*WHAT YOU SHOULD DO*. Find the lines holding the word "Friedenskirche" and collect them.
* START DATA EXCERPTS *
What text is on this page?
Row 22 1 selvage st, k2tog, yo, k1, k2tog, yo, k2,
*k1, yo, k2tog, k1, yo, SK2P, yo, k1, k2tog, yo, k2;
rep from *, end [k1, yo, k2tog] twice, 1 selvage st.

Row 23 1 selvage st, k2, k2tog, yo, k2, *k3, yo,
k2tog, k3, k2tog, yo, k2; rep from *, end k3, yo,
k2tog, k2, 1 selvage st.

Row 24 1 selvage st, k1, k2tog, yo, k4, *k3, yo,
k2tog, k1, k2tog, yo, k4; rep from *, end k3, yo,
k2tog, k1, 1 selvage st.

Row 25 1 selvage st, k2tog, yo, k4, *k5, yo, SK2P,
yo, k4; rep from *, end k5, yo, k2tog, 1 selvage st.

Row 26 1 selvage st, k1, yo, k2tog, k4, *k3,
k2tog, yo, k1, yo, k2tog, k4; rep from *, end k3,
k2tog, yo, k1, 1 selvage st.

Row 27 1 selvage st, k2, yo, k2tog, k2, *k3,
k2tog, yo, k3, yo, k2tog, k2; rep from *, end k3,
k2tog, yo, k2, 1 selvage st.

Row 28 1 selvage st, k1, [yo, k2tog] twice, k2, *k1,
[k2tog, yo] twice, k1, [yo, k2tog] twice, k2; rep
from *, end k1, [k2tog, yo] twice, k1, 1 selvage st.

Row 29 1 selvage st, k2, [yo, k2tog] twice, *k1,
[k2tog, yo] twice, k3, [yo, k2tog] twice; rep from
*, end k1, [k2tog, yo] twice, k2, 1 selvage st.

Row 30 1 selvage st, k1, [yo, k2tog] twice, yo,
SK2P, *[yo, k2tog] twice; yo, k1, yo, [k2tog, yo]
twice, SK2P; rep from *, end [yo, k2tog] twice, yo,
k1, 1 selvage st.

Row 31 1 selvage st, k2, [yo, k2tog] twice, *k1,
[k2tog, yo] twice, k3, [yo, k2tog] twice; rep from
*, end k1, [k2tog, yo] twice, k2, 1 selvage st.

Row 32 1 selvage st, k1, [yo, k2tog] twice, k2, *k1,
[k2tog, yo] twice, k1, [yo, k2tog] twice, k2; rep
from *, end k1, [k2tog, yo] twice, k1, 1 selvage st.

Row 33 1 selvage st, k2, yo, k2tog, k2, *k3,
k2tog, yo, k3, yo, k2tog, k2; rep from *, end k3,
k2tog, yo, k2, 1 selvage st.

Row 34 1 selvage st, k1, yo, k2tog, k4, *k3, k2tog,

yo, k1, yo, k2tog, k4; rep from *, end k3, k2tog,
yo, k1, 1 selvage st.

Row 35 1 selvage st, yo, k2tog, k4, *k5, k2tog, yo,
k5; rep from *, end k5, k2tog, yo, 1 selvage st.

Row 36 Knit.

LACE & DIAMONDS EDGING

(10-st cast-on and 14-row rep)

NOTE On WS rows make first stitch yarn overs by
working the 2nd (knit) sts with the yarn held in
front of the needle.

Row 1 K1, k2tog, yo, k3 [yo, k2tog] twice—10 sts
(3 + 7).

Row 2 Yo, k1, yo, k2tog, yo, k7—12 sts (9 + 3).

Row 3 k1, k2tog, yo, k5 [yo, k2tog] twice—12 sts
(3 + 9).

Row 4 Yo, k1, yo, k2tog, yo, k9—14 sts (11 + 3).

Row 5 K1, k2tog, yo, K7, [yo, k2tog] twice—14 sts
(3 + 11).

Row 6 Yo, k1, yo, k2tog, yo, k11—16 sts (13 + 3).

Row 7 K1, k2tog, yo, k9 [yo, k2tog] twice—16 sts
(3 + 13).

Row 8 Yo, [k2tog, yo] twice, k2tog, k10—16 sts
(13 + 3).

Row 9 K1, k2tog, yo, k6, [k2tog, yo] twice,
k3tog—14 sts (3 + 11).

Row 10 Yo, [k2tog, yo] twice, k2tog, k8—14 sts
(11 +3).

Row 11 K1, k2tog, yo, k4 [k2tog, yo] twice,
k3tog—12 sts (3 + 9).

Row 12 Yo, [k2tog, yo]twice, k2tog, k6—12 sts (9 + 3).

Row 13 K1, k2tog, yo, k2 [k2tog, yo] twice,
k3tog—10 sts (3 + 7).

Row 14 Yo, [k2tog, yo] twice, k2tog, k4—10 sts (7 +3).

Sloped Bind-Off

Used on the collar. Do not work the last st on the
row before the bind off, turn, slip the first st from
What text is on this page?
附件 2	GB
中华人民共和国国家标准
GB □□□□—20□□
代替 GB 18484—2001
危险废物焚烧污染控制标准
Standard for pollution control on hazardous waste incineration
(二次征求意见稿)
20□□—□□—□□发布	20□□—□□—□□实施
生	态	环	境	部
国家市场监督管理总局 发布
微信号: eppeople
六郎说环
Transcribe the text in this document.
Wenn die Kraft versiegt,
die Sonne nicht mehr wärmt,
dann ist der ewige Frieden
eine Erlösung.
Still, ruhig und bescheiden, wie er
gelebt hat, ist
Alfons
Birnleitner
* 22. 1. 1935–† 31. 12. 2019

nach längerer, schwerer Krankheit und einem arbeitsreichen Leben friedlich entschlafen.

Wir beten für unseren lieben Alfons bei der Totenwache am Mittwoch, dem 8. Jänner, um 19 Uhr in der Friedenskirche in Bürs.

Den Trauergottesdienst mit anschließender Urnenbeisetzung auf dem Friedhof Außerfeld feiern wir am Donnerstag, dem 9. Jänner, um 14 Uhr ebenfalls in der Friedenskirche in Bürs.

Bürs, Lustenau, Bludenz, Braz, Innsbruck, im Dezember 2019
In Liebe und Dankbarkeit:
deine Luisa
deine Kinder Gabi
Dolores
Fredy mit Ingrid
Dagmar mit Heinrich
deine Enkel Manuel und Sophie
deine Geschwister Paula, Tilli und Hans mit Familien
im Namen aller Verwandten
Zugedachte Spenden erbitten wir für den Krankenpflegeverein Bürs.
* END DATA EXCERPTS *
*FULL OUTPUT*.
Wir beten für unseren lieben Alfons bei der Totenwache am Mittwoch, dem 8. Jänner, um 19 Uhr in der Friedenskirche in Bürs.
Den Trauergottesdienst mit anschließender Urnenbeisetzung auf dem Friedhof Außerfeld feiern wir am Donnerstag, dem 9. Jänner, um 14 Uhr ebenfalls in der Friedenskirche in Bürs.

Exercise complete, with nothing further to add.